──────── Excerpted passage

EDIT: Added one more point re. career.

------
greenyoda
_" I was quickly assured this was a bad name for the role and that it
primarily was a development role."_

And then: _" No you will not actually be doing any coding._"

Sounds like they blatantly lied to you to get you to accept the job.

 _" Should I stick it out at in hopes of moving into a developer role or
should I begin looking for another job?"_

What makes you think they'll suddenly start being honest with you, or start
caring about what you really want to do?

I'd start looking for another job.

------
The_DaveG
For future reference, I'd always try and talk to the hiring manager and/or the
person you'd be reporting to (if they are different) to see if there is a good
personality fit.

Ask what a typical day looks like and it will get them to start opening up
about the position and what's to come. That might be projects or how you'll be
mentored or anything to get you up to speed.

────────────────

Prompt 1: Translate into Spanish this sentence from the forum thread: "Sounds like they blatantly lied to you to get you to accept the job."
Prompt 2: Return the portion of the forum thread starting with "I'd start looking" and going on through "up to speed.".
Prompt 3: Supply the next part of the forum thread, picking up right after its final sentence.

──────── Provided material

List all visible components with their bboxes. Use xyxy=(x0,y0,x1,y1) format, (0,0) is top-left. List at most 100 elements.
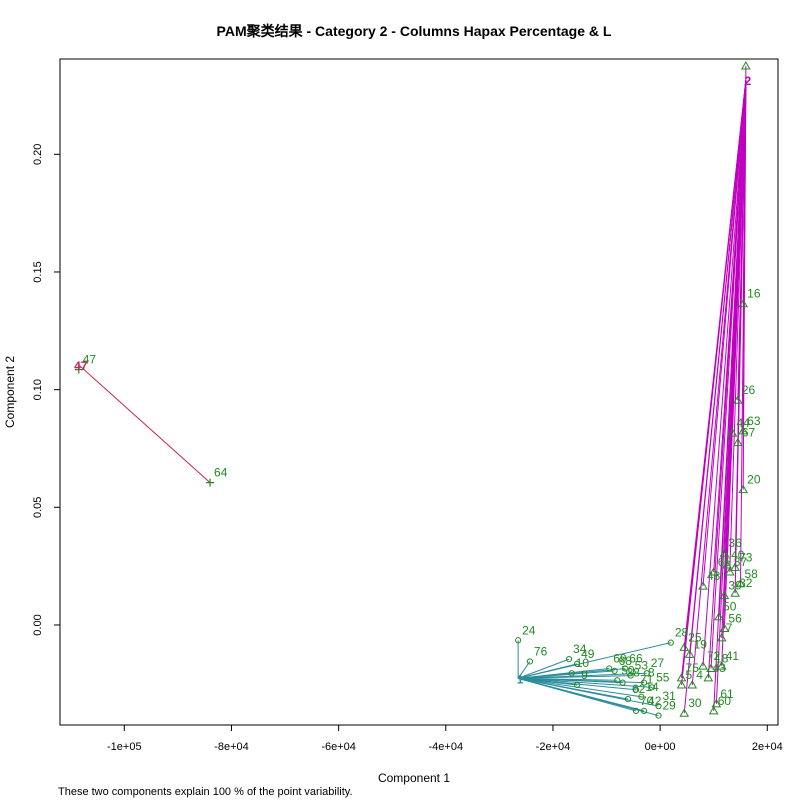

────────────────

Exercise answer 1: Parece que te mintieron descaradamente para que aceptaras el trabajo.

Exercise answer 2:
I'd start looking for another job.

------
The_DaveG
For future reference, I'd always try and talk to the hiring manager and/or the
person you'd be reporting to (if they are different) to see if there is a good
personality fit.

Ask what a typical day looks like and it will get them to start opening up
about the position and what's to come. That might be projects or how you'll be
mentored or anything to get you up to speed.

Exercise answer 3:
Like was mentioned, get everything in writing and if you emailed the
recruiter, show it to your new boss and explain your expectations for this
position. It might be a shady recruiter or a misunderstanding that got you
here. All industries are small and everyone important is never more than a
couple of degrees away from the person you could have burned. I'd give them a
chance to make it right before you leave, if only so you can tell the next
place that you gave them a chance to make the mistake right, it will show
maturity and give them the feeling that you're level headed and that they
would want you to work for them.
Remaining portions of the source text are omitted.